_Task prompt_:
Search the records for "with". Copy every line where it appears.

_Items_:
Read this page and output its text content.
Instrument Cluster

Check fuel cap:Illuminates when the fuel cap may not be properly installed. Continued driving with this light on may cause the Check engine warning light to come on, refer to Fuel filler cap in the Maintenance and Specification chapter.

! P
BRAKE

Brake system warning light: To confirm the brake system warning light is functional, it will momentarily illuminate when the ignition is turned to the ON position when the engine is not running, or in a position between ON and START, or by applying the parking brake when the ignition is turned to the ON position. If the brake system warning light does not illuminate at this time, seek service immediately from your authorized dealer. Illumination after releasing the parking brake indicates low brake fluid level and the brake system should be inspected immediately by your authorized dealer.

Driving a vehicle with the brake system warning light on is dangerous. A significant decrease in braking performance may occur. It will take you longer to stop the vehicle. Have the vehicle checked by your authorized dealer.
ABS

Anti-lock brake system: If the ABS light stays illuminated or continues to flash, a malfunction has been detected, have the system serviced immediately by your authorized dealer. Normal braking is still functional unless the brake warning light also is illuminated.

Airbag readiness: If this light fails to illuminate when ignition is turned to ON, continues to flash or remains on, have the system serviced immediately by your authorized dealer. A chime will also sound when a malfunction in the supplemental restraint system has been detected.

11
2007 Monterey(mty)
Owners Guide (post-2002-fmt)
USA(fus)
==
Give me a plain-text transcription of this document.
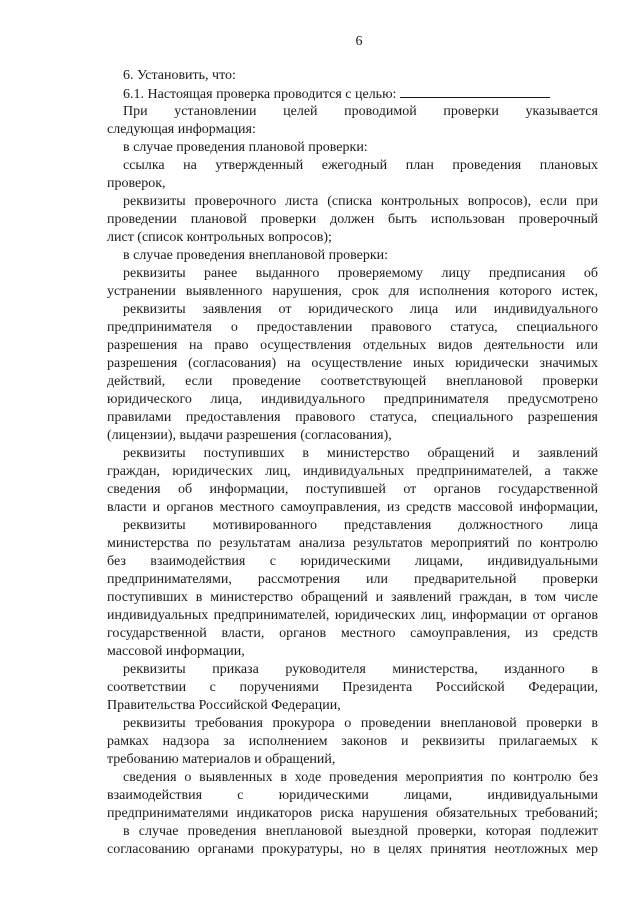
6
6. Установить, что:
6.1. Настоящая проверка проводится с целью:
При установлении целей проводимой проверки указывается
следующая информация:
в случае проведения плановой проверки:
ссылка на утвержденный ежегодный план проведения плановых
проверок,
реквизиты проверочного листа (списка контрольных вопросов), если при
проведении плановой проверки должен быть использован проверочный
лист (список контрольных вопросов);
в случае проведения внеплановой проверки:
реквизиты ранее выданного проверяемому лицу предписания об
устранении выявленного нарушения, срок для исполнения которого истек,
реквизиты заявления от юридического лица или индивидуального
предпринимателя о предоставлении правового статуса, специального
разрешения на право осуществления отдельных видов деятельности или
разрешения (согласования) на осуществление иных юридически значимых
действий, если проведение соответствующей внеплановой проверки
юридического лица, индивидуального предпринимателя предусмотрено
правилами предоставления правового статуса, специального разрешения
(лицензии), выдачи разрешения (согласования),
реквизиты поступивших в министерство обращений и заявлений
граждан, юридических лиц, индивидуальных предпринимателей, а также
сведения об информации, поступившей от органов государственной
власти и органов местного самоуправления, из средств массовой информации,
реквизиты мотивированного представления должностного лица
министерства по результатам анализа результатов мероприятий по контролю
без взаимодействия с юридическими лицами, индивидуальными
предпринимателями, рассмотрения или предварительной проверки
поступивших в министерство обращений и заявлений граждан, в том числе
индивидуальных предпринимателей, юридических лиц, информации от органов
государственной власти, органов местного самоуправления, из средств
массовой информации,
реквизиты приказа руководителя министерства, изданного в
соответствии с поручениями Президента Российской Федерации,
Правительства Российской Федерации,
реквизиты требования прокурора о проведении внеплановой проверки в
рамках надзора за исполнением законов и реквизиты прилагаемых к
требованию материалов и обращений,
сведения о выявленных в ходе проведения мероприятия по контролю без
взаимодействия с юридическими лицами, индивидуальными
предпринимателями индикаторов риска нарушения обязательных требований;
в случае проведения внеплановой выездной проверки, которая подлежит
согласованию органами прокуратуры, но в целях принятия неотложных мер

_Answer_:
Check fuel cap:Illuminates when the fuel cap may not be properly installed. Continued driving with this light on may cause the Check engine warning light to come on, refer to Fuel filler cap in the Maintenance and Specification chapter.
Driving a vehicle with the brake system warning light on is dangerous. A significant decrease in braking performance may occur. It will take you longer to stop the vehicle. Have the vehicle checked by your authorized dealer.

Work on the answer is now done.